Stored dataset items
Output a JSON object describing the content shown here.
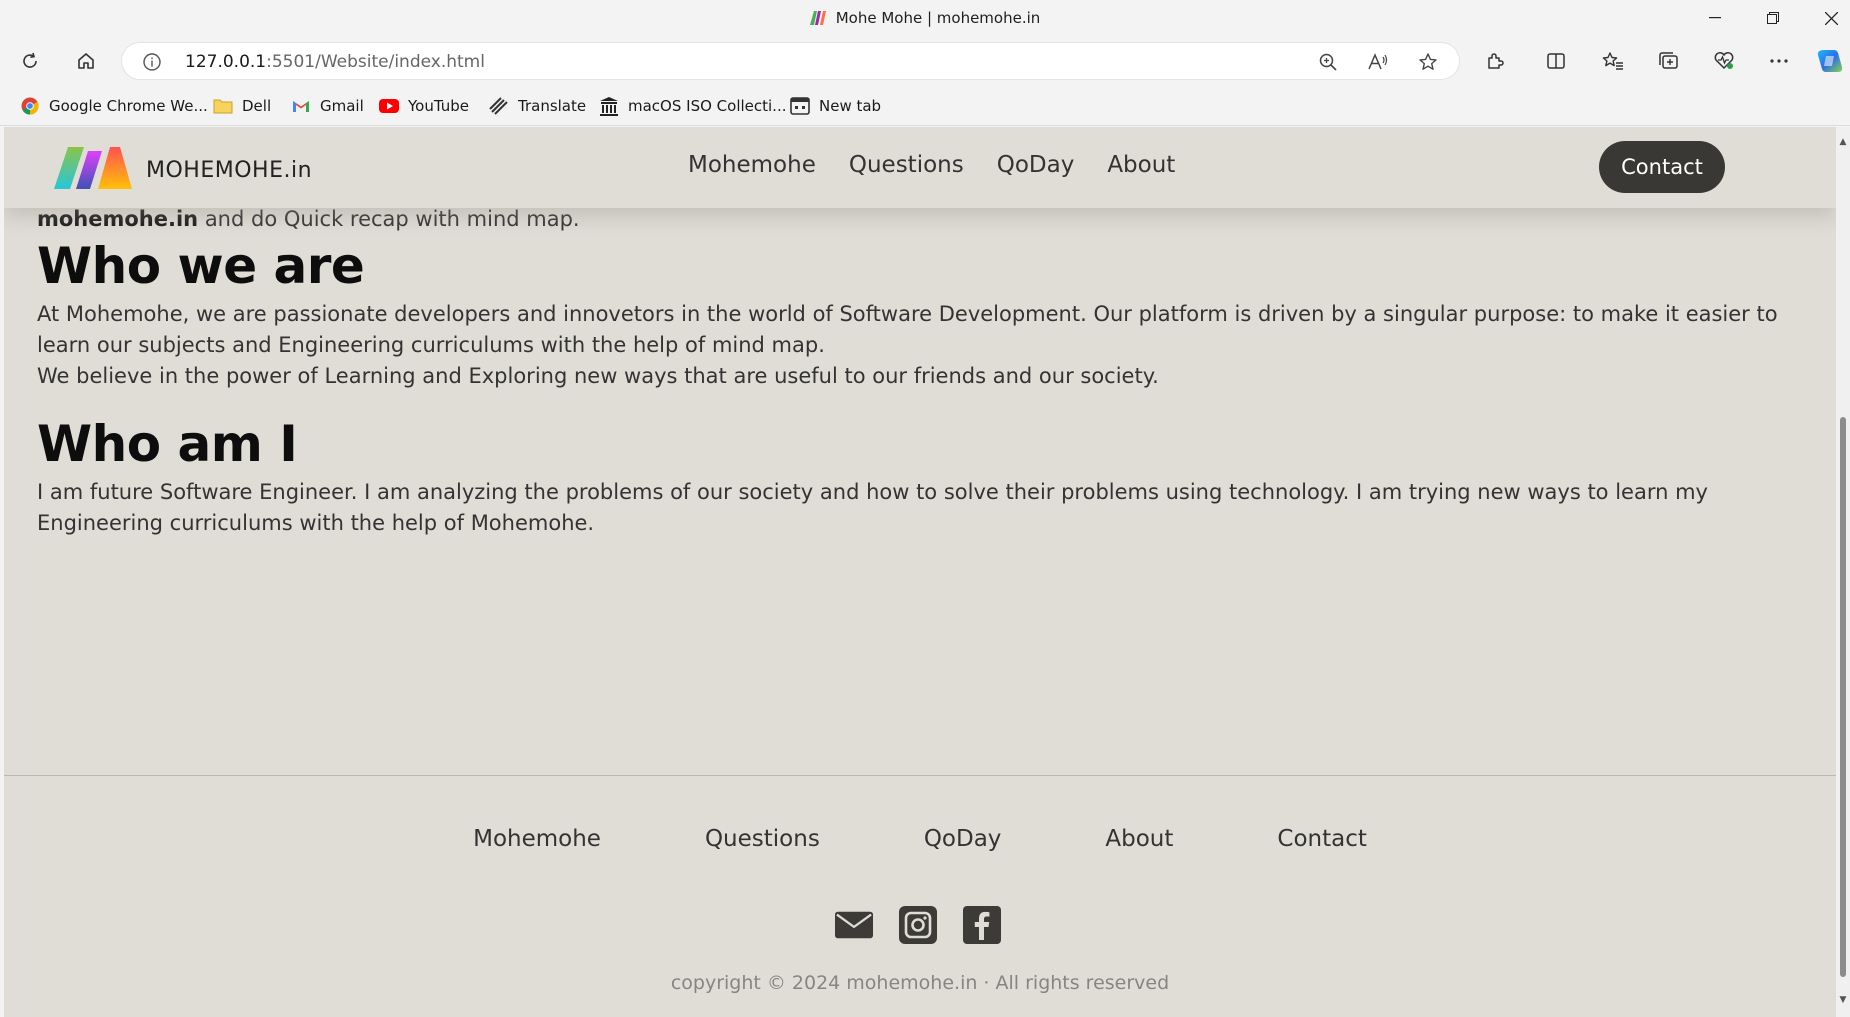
{
  "window": {
    "title": "Mohe Mohe | mohemohe.in"
  },
  "address_bar": {
    "url_host": "127.0.0.1",
    "url_rest": ":5501/Website/index.html"
  },
  "bookmarks": [
    {
      "label": "Google Chrome We...",
      "icon": "chrome-icon"
    },
    {
      "label": "Dell",
      "icon": "folder-icon"
    },
    {
      "label": "Gmail",
      "icon": "gmail-icon"
    },
    {
      "label": "YouTube",
      "icon": "youtube-icon"
    },
    {
      "label": "Translate",
      "icon": "translate-icon"
    },
    {
      "label": "macOS ISO Collecti...",
      "icon": "archive-icon"
    },
    {
      "label": "New tab",
      "icon": "newtab-icon"
    }
  ],
  "site": {
    "brand": "MOHEMOHE.in",
    "nav": [
      "Mohemohe",
      "Questions",
      "QoDay",
      "About"
    ],
    "contact_label": "Contact"
  },
  "content": {
    "intro_bold": "mohemohe.in",
    "intro_rest": " and do Quick recap with mind map.",
    "who_we_are_heading": "Who we are",
    "who_we_are_p1": "At Mohemohe, we are passionate developers and innovetors in the world of Software Development. Our platform is driven by a singular purpose: to make it easier to learn our subjects and Engineering curriculums with the help of mind map.",
    "who_we_are_p2": "We believe in the power of Learning and Exploring new ways that are useful to our friends and our society.",
    "who_am_i_heading": "Who am I",
    "who_am_i_p1": "I am future Software Engineer. I am analyzing the problems of our society and how to solve their problems using technology. I am trying new ways to learn my Engineering curriculums with the help of Mohemohe."
  },
  "footer": {
    "nav": [
      "Mohemohe",
      "Questions",
      "QoDay",
      "About",
      "Contact"
    ],
    "socials": [
      "mail-icon",
      "instagram-icon",
      "facebook-icon"
    ],
    "copyright": "copyright © 2024 mohemohe.in · All rights reserved"
  },
  "colors": {
    "page_bg": "#e0ddd7",
    "contact_bg": "#3a3835",
    "text": "#333333"
  }
}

_Job_:
Keep the pictures out of your copy, and repeat every entry above exactly.

_Solution_:
Output a JSON object describing the content shown here.
{
  "window": {
    "title": "Mohe Mohe | mohemohe.in"
  },
  "address_bar": {
    "url_host": "127.0.0.1",
    "url_rest": ":5501/Website/index.html"
  },
  "bookmarks": [
    {
      "label": "Google Chrome We...",
      "icon": "chrome-icon"
    },
    {
      "label": "Dell",
      "icon": "folder-icon"
    },
    {
      "label": "Gmail",
      "icon": "gmail-icon"
    },
    {
      "label": "YouTube",
      "icon": "youtube-icon"
    },
    {
      "label": "Translate",
      "icon": "translate-icon"
    },
    {
      "label": "macOS ISO Collecti...",
      "icon": "archive-icon"
    },
    {
      "label": "New tab",
      "icon": "newtab-icon"
    }
  ],
  "site": {
    "brand": "MOHEMOHE.in",
    "nav": [
      "Mohemohe",
      "Questions",
      "QoDay",
      "About"
    ],
    "contact_label": "Contact"
  },
  "content": {
    "intro_bold": "mohemohe.in",
    "intro_rest": " and do Quick recap with mind map.",
    "who_we_are_heading": "Who we are",
    "who_we_are_p1": "At Mohemohe, we are passionate developers and innovetors in the world of Software Development. Our platform is driven by a singular purpose: to make it easier to learn our subjects and Engineering curriculums with the help of mind map.",
    "who_we_are_p2": "We believe in the power of Learning and Exploring new ways that are useful to our friends and our society.",
    "who_am_i_heading": "Who am I",
    "who_am_i_p1": "I am future Software Engineer. I am analyzing the problems of our society and how to solve their problems using technology. I am trying new ways to learn my Engineering curriculums with the help of Mohemohe."
  },
  "footer": {
    "nav": [
      "Mohemohe",
      "Questions",
      "QoDay",
      "About",
      "Contact"
    ],
    "socials": [
      "mail-icon",
      "instagram-icon",
      "facebook-icon"
    ],
    "copyright": "copyright © 2024 mohemohe.in · All rights reserved"
  },
  "colors": {
    "page_bg": "#e0ddd7",
    "contact_bg": "#3a3835",
    "text": "#333333"
  }
}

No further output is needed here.